##### TEXT SHOWN
1 Introduction
Coralligenous habitat is considered as a typical underwater seascape and a high spot of biodiversity in the Mediterranean Sea. It consists of biogenic concretions mainly produced by accumulation of calcareous encrusting algae, growing in dim light [1].
The morphology and inner structure of coralligenous depends greatly on the depth, turbidity, topography, and nature of prevailing algal builders [2] and [1]. Two main morphologies have been described [3,4]:
- • banks (flat frameworks with a variable thickness [0.5 to 4 m] and built on horizontal substrate);
- • rims (structures developed along vertical cliff with a thickness range of between 0.2 and 2 m).
The main species of the coralligenous assemblage belong to Corallinaceae and Peyssonneliaceae [1]. Coralligenous bottoms may occur on the sea-floor between –20 and –120 m [1,2,5,6]. They are common all around the Mediterranean coasts, with the possible exception of those of Lebanon and Israel [4].
Mediterranean rhodolith beds should be defined as sedimentary bottoms covered by a carpet of free-living calcareous algae (Corallinales or Peyssonneliaceae). They develop under dim light conditions and a high level of current [7,8]. In the Eastern Mediterranean, they occur down to depths of 180 m while in the Western Mediterranean they rarely occur below 90–100 m [8,9].
Although calcareous bio-concretions (coralligenous and rhodolith beds) seem to be well represented in the Mediterranean Sea, their true range of distribution is not well known [10] and is a major issue in the context of biodiversity conservation in the Mediterranean, as highlighted in the “action plan for the conservation of the Coralligenous and other calcareous bio-concretions in the Mediterranean Sea” [7]. In this context, two oceanographic cruises (“Capcoral” 1 and 2) were under-taken around Cap Corse (Northwestern Mediterranean) for the purpose of identifying and locating these calcareous bio-concretions, between 30 and 100 m of depth [11].
During these cruises, further investigations took place in an area characterized by the presence of seamounts.
2 Material and methods
The studied site is located between 25 and 30 km to the north of Cap Corse and covers an area of approximately 700 ha. The depth varies between –70 and –150 m (Fig. 1).
Acoustic data was collected during the “Capcoral 2” campaign conducted during summer 2011, aboard the Ifremer vessel, N/O L’Europe. Two complementary types of equipment were used:
- • a multibeam echosounder (EM 1000™), providing continuous three-dimensional bathymetric data;
- • a side-scan sonar (Klein 3000™), allowing identification of bottom types (texture, color).
The data obtained by means of these sensors was processed with the Caraibes 3.6® software program. The bathymetric data collected by the multibeam echosounder enabled us to develop a Digital Terrain Model (DTM). The data obtained by the side-scan sonar takes the form of sonograms assembled to make up a mosaic with a resolution of 0.5 m.
The identification of the sea bottom was validated by observation by using a “Remote Operated Vehicle” (ROV), and samples taken by means of a Van-Veen grab and a dredge. The use of a corer Kullenberg also provided information on the composition of the underlying sediment layer (1.0 to 1.5 m thick).
The collected samples were studied in the laboratory: identification of the main species encountered, granulometric and calcimetric analyses.
##########
##### ENTRIES
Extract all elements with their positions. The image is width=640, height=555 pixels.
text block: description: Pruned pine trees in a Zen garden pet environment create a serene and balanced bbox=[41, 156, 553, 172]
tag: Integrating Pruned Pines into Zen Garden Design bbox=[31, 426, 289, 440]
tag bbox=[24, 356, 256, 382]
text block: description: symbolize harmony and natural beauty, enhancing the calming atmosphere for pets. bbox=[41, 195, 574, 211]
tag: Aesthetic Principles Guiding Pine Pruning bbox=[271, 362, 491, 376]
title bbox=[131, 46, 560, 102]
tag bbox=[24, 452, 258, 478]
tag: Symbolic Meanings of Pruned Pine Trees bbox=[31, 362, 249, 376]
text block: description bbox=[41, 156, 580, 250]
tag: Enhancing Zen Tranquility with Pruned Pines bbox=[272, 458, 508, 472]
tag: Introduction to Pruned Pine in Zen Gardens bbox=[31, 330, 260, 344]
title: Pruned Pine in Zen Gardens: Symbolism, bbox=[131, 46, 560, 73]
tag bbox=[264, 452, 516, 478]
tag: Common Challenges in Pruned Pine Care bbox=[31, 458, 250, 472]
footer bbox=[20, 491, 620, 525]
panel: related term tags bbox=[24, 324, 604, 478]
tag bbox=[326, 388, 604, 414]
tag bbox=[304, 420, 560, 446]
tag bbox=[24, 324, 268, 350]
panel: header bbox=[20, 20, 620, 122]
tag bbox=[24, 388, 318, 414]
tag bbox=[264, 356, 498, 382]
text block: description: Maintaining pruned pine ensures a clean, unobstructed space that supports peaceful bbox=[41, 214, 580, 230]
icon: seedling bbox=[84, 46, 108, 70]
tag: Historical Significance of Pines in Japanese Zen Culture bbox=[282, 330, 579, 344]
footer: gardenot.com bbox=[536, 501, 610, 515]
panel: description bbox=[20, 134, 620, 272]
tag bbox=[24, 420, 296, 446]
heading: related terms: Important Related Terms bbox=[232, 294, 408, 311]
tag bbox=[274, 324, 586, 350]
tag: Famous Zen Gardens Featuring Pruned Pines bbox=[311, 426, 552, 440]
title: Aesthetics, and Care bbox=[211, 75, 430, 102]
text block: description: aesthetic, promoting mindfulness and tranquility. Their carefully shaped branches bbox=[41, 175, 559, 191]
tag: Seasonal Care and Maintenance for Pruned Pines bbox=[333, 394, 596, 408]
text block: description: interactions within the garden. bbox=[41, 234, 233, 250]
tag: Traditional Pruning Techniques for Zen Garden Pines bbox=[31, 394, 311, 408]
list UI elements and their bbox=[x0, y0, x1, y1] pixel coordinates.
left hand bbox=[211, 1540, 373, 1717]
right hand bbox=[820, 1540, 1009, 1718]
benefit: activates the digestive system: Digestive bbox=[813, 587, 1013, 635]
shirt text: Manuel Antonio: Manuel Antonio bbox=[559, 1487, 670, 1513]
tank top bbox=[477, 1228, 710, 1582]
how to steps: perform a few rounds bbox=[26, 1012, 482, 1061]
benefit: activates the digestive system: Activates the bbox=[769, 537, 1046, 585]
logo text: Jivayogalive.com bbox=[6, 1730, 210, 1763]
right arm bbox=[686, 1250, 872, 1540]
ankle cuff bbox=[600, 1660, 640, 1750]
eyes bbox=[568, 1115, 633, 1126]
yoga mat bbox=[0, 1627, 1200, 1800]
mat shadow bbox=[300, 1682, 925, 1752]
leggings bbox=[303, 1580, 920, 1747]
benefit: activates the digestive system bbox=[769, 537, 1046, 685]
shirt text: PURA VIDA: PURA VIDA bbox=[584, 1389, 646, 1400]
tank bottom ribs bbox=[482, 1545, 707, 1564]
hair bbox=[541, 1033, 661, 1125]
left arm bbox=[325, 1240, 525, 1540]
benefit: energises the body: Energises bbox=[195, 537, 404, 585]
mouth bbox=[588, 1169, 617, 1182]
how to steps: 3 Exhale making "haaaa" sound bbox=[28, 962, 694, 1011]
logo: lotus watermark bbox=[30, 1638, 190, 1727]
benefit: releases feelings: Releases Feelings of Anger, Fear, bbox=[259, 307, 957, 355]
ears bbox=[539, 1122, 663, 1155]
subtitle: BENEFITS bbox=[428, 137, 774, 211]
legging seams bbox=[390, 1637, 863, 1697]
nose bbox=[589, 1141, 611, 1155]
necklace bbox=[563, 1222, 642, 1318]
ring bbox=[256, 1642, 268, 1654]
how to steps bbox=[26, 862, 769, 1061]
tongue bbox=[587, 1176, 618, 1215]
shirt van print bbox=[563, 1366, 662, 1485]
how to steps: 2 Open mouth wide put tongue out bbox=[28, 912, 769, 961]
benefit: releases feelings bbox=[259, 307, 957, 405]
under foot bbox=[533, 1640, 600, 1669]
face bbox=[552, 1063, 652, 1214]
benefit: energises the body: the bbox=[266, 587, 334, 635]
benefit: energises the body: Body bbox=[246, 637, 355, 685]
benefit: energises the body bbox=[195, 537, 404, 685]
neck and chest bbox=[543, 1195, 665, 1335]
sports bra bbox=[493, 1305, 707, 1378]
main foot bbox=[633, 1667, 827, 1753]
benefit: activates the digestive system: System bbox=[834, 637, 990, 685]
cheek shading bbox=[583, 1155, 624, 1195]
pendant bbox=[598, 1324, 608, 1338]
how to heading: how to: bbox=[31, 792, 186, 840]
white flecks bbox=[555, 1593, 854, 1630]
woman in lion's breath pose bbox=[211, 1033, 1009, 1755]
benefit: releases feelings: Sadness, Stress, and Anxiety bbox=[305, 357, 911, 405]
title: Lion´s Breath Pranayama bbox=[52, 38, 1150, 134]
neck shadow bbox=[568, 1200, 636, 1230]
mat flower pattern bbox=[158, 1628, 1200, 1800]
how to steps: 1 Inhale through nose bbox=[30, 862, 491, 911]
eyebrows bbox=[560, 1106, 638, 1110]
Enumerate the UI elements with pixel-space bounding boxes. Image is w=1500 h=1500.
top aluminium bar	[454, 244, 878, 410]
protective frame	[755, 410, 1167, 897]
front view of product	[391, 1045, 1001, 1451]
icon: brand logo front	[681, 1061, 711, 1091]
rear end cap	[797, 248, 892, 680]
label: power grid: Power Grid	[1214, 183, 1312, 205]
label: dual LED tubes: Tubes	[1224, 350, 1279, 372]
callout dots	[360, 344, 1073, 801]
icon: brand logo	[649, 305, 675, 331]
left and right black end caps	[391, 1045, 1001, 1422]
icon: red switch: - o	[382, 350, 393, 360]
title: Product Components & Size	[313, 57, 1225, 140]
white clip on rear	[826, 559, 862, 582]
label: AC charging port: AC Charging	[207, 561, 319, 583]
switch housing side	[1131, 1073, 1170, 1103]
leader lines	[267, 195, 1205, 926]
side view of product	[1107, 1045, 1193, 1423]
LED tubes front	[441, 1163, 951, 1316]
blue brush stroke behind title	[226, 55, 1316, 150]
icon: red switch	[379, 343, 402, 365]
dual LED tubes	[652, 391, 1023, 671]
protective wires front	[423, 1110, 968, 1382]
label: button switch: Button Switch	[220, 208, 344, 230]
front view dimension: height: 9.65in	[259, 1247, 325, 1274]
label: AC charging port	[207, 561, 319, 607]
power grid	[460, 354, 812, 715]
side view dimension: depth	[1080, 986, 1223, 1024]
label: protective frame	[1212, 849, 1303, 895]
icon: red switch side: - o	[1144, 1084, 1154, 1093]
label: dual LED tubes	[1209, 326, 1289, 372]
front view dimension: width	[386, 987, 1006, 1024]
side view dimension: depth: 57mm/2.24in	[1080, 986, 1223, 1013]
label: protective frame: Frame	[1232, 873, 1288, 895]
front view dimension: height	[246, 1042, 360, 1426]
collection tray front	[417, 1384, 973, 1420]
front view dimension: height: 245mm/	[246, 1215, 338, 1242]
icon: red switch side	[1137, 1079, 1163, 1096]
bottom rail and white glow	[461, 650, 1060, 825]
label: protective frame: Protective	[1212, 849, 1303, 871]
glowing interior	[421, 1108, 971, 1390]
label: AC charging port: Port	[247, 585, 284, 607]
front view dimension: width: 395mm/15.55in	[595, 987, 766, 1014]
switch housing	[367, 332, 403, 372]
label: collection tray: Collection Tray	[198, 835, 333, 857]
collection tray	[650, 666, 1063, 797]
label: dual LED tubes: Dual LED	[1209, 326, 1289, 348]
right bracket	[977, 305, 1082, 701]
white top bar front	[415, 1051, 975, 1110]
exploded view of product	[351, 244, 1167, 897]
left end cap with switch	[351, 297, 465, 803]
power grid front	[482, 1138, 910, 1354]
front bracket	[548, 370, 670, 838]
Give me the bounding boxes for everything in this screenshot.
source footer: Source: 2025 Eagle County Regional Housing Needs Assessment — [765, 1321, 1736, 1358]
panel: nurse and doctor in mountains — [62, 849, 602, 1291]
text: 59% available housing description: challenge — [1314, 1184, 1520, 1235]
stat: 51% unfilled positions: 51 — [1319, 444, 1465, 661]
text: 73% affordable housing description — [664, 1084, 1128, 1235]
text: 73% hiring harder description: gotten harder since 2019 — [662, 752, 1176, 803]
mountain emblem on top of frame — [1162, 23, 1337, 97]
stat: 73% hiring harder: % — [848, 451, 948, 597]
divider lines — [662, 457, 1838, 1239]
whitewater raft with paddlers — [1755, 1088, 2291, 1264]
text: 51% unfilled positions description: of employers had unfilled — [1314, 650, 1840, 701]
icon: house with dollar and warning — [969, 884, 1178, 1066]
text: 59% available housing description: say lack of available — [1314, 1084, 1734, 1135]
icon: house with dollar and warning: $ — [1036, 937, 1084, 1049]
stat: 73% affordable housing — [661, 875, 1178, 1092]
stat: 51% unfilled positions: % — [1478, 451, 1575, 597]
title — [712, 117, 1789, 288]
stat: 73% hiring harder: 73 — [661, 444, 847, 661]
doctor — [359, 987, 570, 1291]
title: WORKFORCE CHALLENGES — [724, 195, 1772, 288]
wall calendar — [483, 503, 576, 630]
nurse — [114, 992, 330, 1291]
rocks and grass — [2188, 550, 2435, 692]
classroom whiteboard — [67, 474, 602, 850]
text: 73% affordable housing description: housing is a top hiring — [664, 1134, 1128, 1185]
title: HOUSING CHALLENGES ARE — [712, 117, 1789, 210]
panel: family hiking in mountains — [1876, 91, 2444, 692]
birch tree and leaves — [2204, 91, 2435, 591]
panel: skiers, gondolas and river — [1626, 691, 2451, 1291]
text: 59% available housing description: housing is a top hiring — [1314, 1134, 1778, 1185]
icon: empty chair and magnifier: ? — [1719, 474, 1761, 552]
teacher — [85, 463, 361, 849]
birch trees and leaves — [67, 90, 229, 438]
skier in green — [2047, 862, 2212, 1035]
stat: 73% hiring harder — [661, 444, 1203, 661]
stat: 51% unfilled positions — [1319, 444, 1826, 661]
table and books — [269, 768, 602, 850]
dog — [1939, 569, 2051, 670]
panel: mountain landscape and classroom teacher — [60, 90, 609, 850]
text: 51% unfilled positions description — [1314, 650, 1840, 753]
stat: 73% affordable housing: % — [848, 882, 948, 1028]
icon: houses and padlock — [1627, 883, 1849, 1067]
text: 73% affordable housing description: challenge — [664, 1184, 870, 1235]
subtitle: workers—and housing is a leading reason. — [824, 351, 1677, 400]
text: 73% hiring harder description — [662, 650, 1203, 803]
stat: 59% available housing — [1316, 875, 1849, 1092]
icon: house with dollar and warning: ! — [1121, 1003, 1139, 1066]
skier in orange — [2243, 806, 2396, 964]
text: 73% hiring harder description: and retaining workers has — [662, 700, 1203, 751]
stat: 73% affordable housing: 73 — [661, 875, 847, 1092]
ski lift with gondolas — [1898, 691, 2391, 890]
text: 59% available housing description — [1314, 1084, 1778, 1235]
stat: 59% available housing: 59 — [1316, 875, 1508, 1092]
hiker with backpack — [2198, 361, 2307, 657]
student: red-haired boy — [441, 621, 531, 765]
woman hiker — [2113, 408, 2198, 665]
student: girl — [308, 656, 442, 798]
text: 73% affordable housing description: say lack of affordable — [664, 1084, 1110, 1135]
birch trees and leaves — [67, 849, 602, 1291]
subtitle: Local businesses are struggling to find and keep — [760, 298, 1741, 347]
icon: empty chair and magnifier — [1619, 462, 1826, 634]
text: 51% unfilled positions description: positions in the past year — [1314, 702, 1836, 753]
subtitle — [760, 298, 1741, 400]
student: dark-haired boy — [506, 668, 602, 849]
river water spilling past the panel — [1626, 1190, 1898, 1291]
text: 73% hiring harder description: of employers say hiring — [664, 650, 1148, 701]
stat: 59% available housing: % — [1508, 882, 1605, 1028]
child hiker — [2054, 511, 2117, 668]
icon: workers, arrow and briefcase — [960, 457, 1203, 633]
##########
§ **WHAT TO DO**:
In the text on coralligenous habitat, why were the two "Capcoral" cruises carried out around Cap Corse? Answer in one to three sentences.

§ **ANSWER FOR THIS EXERCISE**:
They were carried out to identify and locate calcareous bio-concretions, meaning coralligenous and rhodolith beds, between 30 and 100 m of depth. The true range of these formations in the Mediterranean is not well known, and that gap is a major issue for biodiversity conservation there.